任務目標 A: 請用兩句話概括這段談刑法保障法的文字。

正文段落:
刑法是社會發展的產物。 近現代刑法是工業革命的產物。 工業革命日漸衰退, 風險社會時代悄然而至, 網路社會也不甘落後,

共同築成格局迥異的社會形態。 傳統刑法體系已經暴露不適狀態, 刑法積極干預的姿態日益清晰, 主動介入和積極預防的舉措紛至遝來。 刑法修正案(九)修改現行刑法, 呈現出鮮明的預防性立法跡象, 特別是在網路犯罪等犯罪中, 預備行為的犯罪化、不作為的犯罪化、過失犯的增加、幫助行為的正犯化等逐漸增多。

問題意識:準確把握當代刑法時代使命

傳統刑法理論認為, 刑法的強制性與制裁力度最為嚴厲, 刑法是其他部門法的保護法, 沒有刑法做後盾、做保證, 其他部門法往往難以得到徹底貫徹實施。 據此, 理論上形成“刑法保障法(事後法)”的觀念, 相應地, 在認識論上確立了一種強烈的價值導向:堅持刑法保障法“才能”突顯人權保障功能,

可以防止刑法恣意干預的風險, 尤其可以抑制刑法隨意犯罪化和刑罰化, 嚴密監控刑罰權的啟動。

與此同時, 刑法謙抑精神備受推崇。 基於刑法在法律體系中的保障法地位, 謙抑精神要求刑法應依據一定的規則控制處罰範圍與處罰程度。 因而, 堅持刑法謙抑精神者極其擔憂出現刑法擴張與擴大犯罪圈現象。

晚近的刑法立法尤為活躍, 犯罪化的數量和規模明顯遞增, 犯罪圈呈現出擴大化趨勢, 犯罪門檻也逐步降低, 刑法治理的邊界有所延伸, 這被概括為“預防性立法”。 風險社會與網路社會交織並進, 應重新認清“刑法保障法”的真面目, 準確把握當代刑法的時代使命, 確保刑法兼顧保障社會功能與人權保護機能。

正本清源:重述“刑法保障法”關聯問題

在新形勢下, 應當重述“刑法保障法”及其關聯問題。

(一)刑法保障法的實質與不得已性。 刑法保障法, 意指刑法是其他部門法的保障法, 與其他部門法存在調整先後的次序關係。 因為刑法是最嚴厲的法律, 極易侵害人權;刑法是人權的大憲章, 應始終將刑法的啟用置於後位, 避免首選最嚴厲的刑法, 防止刑法作為法定的“惡”製造不必要的、無意義或無效的“惡”。 據此, 在思維上確立一種“未經充分論證”與“未經有效檢驗”的法律秩序規則:刑法不能積極、主動介入, 應等其他部門法無力而為時, 才能採取事後的補救措施。 刑法保障法的實質是宣導人權保障理念, 突顯刑法的啟用具有“不得已性”,

與當代刑法的基本使命契合。 由此, “不得已性”著重強調刑法調整的審慎性, 但並非要求刑法一律是“事後性”調整。

任務目標 B: 從記錄的開頭一直抄寫到含有“list-item: Philippines, 1949”的那一行，首尾兩行都包括在內，一字不改。

資料:

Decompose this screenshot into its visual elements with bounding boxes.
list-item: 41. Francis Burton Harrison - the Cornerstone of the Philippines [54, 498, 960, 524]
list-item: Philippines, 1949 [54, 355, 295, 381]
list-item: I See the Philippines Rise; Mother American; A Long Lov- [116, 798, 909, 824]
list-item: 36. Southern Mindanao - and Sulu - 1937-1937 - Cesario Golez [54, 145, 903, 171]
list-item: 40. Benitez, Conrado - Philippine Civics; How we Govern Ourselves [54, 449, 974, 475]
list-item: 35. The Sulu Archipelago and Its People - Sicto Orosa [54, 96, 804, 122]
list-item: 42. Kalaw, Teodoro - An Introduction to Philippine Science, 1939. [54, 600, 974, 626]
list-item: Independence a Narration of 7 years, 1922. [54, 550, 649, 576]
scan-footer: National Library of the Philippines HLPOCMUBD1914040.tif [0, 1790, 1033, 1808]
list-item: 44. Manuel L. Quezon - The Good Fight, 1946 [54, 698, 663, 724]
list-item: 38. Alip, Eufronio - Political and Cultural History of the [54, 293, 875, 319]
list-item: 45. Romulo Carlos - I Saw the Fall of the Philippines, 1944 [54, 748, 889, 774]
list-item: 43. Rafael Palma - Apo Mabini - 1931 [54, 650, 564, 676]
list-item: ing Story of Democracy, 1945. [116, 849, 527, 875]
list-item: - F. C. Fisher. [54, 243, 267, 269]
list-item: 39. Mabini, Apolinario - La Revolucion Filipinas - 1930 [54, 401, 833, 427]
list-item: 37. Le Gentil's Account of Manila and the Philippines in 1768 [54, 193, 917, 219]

問題解答 A: 風險社會與網路社會交織並進，傳統刑法體系已暴露不適狀態，晚近立法中犯罪化的數量和規模明顯遞增、犯罪圈呈現擴大化趨勢，被概括為「預防性立法」。因此應重述「刑法保障法」，其實質是宣導人權保障理念、突顯刑法啟用的「不得已性」，但這並非要求刑法一律是「事後性」調整。

問題解答 B:
Decompose this screenshot into its visual elements with bounding boxes.
list-item: 41. Francis Burton Harrison - the Cornerstone of the Philippines [54, 498, 960, 524]
list-item: Philippines, 1949 [54, 355, 295, 381]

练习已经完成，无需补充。